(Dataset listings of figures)

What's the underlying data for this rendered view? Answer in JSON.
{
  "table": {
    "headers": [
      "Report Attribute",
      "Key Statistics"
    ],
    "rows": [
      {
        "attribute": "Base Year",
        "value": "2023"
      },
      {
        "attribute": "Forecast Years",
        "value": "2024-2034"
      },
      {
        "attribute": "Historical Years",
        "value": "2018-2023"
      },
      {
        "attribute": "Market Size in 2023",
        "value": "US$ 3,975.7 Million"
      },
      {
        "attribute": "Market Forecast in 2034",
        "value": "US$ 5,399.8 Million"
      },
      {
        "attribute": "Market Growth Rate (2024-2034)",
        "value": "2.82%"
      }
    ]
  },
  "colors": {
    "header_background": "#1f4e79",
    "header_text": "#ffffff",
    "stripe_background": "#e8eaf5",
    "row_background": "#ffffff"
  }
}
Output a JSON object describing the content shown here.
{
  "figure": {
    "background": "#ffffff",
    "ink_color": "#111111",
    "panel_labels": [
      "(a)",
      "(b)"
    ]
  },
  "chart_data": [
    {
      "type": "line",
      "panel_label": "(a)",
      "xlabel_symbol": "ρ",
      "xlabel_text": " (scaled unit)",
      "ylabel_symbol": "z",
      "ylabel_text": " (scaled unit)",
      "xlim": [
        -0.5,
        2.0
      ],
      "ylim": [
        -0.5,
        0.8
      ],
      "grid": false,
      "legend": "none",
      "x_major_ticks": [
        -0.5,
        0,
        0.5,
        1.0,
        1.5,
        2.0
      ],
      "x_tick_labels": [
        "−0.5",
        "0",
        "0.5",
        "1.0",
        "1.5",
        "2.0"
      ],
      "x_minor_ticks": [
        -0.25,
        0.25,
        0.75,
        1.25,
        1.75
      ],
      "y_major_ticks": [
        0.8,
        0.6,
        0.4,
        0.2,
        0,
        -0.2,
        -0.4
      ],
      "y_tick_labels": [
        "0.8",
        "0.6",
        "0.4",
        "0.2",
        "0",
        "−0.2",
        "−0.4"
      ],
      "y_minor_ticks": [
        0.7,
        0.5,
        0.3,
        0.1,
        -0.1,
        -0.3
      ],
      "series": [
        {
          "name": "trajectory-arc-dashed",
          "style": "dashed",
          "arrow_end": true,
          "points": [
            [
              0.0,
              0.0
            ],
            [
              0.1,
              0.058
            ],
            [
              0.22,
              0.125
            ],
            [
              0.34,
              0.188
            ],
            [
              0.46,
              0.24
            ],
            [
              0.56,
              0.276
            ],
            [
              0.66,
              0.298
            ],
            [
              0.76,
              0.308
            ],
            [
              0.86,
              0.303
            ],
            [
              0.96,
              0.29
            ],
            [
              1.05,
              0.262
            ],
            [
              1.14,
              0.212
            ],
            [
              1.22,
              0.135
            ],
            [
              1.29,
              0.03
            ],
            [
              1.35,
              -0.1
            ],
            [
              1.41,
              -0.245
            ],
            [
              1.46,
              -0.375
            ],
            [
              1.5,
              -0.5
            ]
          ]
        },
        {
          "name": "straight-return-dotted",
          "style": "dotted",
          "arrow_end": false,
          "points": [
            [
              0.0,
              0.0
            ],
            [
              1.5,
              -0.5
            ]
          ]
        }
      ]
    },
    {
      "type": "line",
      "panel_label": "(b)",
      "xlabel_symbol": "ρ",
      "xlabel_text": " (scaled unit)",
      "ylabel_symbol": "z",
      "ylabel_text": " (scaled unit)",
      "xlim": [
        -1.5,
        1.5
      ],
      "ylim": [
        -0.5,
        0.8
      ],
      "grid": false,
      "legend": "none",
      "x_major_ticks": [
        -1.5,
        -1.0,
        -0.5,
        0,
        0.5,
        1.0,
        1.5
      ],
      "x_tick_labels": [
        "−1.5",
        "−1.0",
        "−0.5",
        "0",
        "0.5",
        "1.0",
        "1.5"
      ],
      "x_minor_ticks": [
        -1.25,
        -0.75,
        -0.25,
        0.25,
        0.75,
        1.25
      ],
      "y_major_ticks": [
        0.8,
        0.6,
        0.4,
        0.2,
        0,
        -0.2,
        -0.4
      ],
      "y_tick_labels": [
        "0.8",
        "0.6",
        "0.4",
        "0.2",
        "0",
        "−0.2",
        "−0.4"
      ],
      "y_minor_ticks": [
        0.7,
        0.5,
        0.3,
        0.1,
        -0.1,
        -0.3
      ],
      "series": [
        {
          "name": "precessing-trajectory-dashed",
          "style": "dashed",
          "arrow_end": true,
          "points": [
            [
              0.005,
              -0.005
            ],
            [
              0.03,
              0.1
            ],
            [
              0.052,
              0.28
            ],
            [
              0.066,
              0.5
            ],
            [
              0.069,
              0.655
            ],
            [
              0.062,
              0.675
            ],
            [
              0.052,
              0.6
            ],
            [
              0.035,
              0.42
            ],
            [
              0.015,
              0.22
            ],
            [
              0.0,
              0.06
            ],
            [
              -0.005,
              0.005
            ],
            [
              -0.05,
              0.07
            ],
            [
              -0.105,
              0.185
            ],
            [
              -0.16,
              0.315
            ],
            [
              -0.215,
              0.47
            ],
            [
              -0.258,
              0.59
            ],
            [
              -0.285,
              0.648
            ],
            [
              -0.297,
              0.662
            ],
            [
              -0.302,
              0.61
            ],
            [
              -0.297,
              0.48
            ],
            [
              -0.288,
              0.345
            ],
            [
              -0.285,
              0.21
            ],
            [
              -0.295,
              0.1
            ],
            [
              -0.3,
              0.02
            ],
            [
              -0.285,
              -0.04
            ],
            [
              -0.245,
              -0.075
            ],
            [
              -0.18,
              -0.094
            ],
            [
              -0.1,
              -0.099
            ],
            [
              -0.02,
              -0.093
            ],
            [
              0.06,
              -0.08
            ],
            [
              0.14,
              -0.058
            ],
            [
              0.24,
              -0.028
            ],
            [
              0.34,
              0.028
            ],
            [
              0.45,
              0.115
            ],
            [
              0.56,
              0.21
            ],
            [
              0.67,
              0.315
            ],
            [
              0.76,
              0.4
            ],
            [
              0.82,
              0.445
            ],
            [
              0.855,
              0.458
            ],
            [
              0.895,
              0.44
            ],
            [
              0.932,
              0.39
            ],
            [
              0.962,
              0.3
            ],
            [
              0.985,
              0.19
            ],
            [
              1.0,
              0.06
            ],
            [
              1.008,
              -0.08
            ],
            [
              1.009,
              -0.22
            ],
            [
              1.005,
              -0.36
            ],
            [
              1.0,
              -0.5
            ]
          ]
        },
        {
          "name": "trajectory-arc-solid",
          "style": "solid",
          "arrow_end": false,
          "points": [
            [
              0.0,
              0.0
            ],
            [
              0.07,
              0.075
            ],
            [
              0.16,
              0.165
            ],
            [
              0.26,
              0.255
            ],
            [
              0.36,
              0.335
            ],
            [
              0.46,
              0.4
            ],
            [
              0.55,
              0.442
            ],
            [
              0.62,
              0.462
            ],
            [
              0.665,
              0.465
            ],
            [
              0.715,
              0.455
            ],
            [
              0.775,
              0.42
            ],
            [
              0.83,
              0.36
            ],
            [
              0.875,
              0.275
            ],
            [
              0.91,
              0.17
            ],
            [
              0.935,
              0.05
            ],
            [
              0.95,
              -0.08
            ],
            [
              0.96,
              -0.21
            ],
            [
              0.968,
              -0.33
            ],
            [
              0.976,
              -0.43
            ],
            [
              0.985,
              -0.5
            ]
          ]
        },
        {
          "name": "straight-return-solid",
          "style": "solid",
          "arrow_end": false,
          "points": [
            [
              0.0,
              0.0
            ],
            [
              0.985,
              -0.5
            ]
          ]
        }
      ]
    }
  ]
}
==
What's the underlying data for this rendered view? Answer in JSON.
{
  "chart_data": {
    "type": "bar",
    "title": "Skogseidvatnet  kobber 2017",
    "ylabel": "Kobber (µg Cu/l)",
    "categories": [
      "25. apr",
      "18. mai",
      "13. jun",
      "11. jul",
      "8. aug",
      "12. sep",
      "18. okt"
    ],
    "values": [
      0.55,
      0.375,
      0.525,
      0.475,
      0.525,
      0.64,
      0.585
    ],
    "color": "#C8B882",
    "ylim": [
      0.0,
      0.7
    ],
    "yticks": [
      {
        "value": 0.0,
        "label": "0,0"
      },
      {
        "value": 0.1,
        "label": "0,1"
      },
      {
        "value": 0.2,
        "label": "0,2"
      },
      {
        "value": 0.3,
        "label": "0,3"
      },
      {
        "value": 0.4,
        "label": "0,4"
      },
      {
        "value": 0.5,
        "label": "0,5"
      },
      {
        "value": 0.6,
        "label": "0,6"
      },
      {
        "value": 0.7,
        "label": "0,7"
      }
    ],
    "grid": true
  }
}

• **What you will do**
Filter the records for lines holding the string "Market". Copy each one.

• **Answer for this exercise**
        "attribute": "Market Size in 2023",
        "attribute": "Market Forecast in 2034",
        "attribute": "Market Growth Rate (2024-2034)",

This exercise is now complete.